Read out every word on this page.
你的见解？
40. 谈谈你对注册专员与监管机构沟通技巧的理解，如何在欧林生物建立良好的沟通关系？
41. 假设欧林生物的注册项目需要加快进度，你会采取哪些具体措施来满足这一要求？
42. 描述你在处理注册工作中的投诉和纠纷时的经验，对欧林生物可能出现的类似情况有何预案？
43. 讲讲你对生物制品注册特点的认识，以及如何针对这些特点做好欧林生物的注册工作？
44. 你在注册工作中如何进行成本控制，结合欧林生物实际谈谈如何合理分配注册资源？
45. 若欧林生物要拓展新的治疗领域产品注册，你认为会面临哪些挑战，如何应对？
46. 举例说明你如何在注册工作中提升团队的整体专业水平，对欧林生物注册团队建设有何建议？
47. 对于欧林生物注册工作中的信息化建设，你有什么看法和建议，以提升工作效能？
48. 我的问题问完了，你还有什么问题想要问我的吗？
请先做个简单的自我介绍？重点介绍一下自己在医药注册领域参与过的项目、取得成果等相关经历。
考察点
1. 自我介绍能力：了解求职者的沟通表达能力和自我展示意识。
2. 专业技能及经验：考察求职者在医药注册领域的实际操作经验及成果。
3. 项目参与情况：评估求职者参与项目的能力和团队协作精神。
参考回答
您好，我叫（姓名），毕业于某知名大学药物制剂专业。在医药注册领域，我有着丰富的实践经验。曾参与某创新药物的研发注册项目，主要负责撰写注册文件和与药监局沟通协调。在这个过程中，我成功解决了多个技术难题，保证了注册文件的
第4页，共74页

◆ ◆ ◆ ◆

▶ EXERCISE DIRECTIONS:
Retype all of the data shown above, word for word.

▶ WRITTEN RESPONSE:
Read out every word on this page.
你的见解？
40. 谈谈你对注册专员与监管机构沟通技巧的理解，如何在欧林生物建立良好的沟通关系？
41. 假设欧林生物的注册项目需要加快进度，你会采取哪些具体措施来满足这一要求？
42. 描述你在处理注册工作中的投诉和纠纷时的经验，对欧林生物可能出现的类似情况有何预案？
43. 讲讲你对生物制品注册特点的认识，以及如何针对这些特点做好欧林生物的注册工作？
44. 你在注册工作中如何进行成本控制，结合欧林生物实际谈谈如何合理分配注册资源？
45. 若欧林生物要拓展新的治疗领域产品注册，你认为会面临哪些挑战，如何应对？
46. 举例说明你如何在注册工作中提升团队的整体专业水平，对欧林生物注册团队建设有何建议？
47. 对于欧林生物注册工作中的信息化建设，你有什么看法和建议，以提升工作效能？
48. 我的问题问完了，你还有什么问题想要问我的吗？
请先做个简单的自我介绍？重点介绍一下自己在医药注册领域参与过的项目、取得成果等相关经历。
考察点
1. 自我介绍能力：了解求职者的沟通表达能力和自我展示意识。
2. 专业技能及经验：考察求职者在医药注册领域的实际操作经验及成果。
3. 项目参与情况：评估求职者参与项目的能力和团队协作精神。
参考回答
您好，我叫（姓名），毕业于某知名大学药物制剂专业。在医药注册领域，我有着丰富的实践经验。曾参与某创新药物的研发注册项目，主要负责撰写注册文件和与药监局沟通协调。在这个过程中，我成功解决了多个技术难题，保证了注册文件的
第4页，共74页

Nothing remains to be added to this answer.